*PROBLEM DESCRIPTION*.
Your task is to give the data again, exactly, with every line intact.

-- Begin --

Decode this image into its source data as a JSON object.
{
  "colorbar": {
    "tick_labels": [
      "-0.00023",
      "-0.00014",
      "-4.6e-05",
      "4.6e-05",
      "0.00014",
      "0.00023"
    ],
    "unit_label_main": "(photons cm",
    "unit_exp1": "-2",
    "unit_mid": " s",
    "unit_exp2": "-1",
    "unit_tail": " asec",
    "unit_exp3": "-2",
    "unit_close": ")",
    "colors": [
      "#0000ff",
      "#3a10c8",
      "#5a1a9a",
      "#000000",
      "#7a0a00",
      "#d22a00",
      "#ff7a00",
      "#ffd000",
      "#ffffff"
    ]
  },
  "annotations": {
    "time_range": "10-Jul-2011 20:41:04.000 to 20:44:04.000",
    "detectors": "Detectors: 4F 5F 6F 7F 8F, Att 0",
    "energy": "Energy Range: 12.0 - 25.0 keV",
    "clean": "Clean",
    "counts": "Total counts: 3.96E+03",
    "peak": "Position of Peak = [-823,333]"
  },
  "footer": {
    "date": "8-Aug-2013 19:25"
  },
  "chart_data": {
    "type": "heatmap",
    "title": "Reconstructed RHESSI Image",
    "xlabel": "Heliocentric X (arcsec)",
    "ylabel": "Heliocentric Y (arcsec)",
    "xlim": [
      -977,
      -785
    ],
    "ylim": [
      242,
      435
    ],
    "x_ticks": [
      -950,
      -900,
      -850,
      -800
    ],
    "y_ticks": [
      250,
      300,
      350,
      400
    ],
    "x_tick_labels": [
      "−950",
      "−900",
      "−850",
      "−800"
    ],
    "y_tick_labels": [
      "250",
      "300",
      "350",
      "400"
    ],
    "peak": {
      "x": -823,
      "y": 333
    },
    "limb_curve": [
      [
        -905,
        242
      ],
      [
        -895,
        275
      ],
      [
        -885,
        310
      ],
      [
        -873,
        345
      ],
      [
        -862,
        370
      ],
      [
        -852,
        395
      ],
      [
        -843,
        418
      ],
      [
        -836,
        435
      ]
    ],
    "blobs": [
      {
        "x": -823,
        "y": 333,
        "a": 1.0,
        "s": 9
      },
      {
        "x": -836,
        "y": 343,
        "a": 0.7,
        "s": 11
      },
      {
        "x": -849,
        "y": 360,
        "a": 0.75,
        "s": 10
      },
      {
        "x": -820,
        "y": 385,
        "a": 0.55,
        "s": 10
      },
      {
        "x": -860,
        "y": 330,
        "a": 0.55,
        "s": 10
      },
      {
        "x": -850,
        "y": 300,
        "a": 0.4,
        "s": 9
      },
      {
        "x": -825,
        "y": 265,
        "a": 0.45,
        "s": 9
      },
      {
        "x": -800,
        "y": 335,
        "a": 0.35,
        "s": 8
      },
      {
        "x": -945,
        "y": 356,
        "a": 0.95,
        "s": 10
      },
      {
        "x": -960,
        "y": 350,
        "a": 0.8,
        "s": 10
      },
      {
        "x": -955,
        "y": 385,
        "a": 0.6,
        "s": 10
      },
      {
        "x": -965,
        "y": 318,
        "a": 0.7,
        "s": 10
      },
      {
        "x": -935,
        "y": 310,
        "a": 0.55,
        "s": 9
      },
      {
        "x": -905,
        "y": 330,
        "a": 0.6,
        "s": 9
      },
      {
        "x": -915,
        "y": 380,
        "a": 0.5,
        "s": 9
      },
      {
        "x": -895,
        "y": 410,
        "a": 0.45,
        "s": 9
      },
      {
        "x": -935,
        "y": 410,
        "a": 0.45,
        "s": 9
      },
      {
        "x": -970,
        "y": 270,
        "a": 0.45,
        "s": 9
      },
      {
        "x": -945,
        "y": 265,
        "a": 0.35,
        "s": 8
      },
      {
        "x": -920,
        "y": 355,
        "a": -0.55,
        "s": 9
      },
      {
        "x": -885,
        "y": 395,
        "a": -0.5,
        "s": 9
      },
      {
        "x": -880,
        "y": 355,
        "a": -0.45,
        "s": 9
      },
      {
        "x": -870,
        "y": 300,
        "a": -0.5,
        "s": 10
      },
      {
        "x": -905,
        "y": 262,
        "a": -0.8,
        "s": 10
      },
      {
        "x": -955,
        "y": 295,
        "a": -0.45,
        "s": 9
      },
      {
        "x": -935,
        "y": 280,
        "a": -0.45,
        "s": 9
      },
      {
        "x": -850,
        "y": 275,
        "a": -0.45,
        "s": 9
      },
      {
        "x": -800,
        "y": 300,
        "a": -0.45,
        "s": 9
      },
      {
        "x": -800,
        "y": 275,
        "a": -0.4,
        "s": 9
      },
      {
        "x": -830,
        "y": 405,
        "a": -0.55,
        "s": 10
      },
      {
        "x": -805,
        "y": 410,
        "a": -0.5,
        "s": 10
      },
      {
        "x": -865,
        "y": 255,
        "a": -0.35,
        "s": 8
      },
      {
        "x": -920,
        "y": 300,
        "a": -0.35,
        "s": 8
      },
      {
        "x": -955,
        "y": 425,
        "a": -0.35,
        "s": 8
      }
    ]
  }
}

-- End --

*THE ANSWER*.
Decode this image into its source data as a JSON object.
{
  "colorbar": {
    "tick_labels": [
      "-0.00023",
      "-0.00014",
      "-4.6e-05",
      "4.6e-05",
      "0.00014",
      "0.00023"
    ],
    "unit_label_main": "(photons cm",
    "unit_exp1": "-2",
    "unit_mid": " s",
    "unit_exp2": "-1",
    "unit_tail": " asec",
    "unit_exp3": "-2",
    "unit_close": ")",
    "colors": [
      "#0000ff",
      "#3a10c8",
      "#5a1a9a",
      "#000000",
      "#7a0a00",
      "#d22a00",
      "#ff7a00",
      "#ffd000",
      "#ffffff"
    ]
  },
  "annotations": {
    "time_range": "10-Jul-2011 20:41:04.000 to 20:44:04.000",
    "detectors": "Detectors: 4F 5F 6F 7F 8F, Att 0",
    "energy": "Energy Range: 12.0 - 25.0 keV",
    "clean": "Clean",
    "counts": "Total counts: 3.96E+03",
    "peak": "Position of Peak = [-823,333]"
  },
  "footer": {
    "date": "8-Aug-2013 19:25"
  },
  "chart_data": {
    "type": "heatmap",
    "title": "Reconstructed RHESSI Image",
    "xlabel": "Heliocentric X (arcsec)",
    "ylabel": "Heliocentric Y (arcsec)",
    "xlim": [
      -977,
      -785
    ],
    "ylim": [
      242,
      435
    ],
    "x_ticks": [
      -950,
      -900,
      -850,
      -800
    ],
    "y_ticks": [
      250,
      300,
      350,
      400
    ],
    "x_tick_labels": [
      "−950",
      "−900",
      "−850",
      "−800"
    ],
    "y_tick_labels": [
      "250",
      "300",
      "350",
      "400"
    ],
    "peak": {
      "x": -823,
      "y": 333
    },
    "limb_curve": [
      [
        -905,
        242
      ],
      [
        -895,
        275
      ],
      [
        -885,
        310
      ],
      [
        -873,
        345
      ],
      [
        -862,
        370
      ],
      [
        -852,
        395
      ],
      [
        -843,
        418
      ],
      [
        -836,
        435
      ]
    ],
    "blobs": [
      {
        "x": -823,
        "y": 333,
        "a": 1.0,
        "s": 9
      },
      {
        "x": -836,
        "y": 343,
        "a": 0.7,
        "s": 11
      },
      {
        "x": -849,
        "y": 360,
        "a": 0.75,
        "s": 10
      },
      {
        "x": -820,
        "y": 385,
        "a": 0.55,
        "s": 10
      },
      {
        "x": -860,
        "y": 330,
        "a": 0.55,
        "s": 10
      },
      {
        "x": -850,
        "y": 300,
        "a": 0.4,
        "s": 9
      },
      {
        "x": -825,
        "y": 265,
        "a": 0.45,
        "s": 9
      },
      {
        "x": -800,
        "y": 335,
        "a": 0.35,
        "s": 8
      },
      {
        "x": -945,
        "y": 356,
        "a": 0.95,
        "s": 10
      },
      {
        "x": -960,
        "y": 350,
        "a": 0.8,
        "s": 10
      },
      {
        "x": -955,
        "y": 385,
        "a": 0.6,
        "s": 10
      },
      {
        "x": -965,
        "y": 318,
        "a": 0.7,
        "s": 10
      },
      {
        "x": -935,
        "y": 310,
        "a": 0.55,
        "s": 9
      },
      {
        "x": -905,
        "y": 330,
        "a": 0.6,
        "s": 9
      },
      {
        "x": -915,
        "y": 380,
        "a": 0.5,
        "s": 9
      },
      {
        "x": -895,
        "y": 410,
        "a": 0.45,
        "s": 9
      },
      {
        "x": -935,
        "y": 410,
        "a": 0.45,
        "s": 9
      },
      {
        "x": -970,
        "y": 270,
        "a": 0.45,
        "s": 9
      },
      {
        "x": -945,
        "y": 265,
        "a": 0.35,
        "s": 8
      },
      {
        "x": -920,
        "y": 355,
        "a": -0.55,
        "s": 9
      },
      {
        "x": -885,
        "y": 395,
        "a": -0.5,
        "s": 9
      },
      {
        "x": -880,
        "y": 355,
        "a": -0.45,
        "s": 9
      },
      {
        "x": -870,
        "y": 300,
        "a": -0.5,
        "s": 10
      },
      {
        "x": -905,
        "y": 262,
        "a": -0.8,
        "s": 10
      },
      {
        "x": -955,
        "y": 295,
        "a": -0.45,
        "s": 9
      },
      {
        "x": -935,
        "y": 280,
        "a": -0.45,
        "s": 9
      },
      {
        "x": -850,
        "y": 275,
        "a": -0.45,
        "s": 9
      },
      {
        "x": -800,
        "y": 300,
        "a": -0.45,
        "s": 9
      },
      {
        "x": -800,
        "y": 275,
        "a": -0.4,
        "s": 9
      },
      {
        "x": -830,
        "y": 405,
        "a": -0.55,
        "s": 10
      },
      {
        "x": -805,
        "y": 410,
        "a": -0.5,
        "s": 10
      },
      {
        "x": -865,
        "y": 255,
        "a": -0.35,
        "s": 8
      },
      {
        "x": -920,
        "y": 300,
        "a": -0.35,
        "s": 8
      },
      {
        "x": -955,
        "y": 425,
        "a": -0.35,
        "s": 8
      }
    ]
  }
}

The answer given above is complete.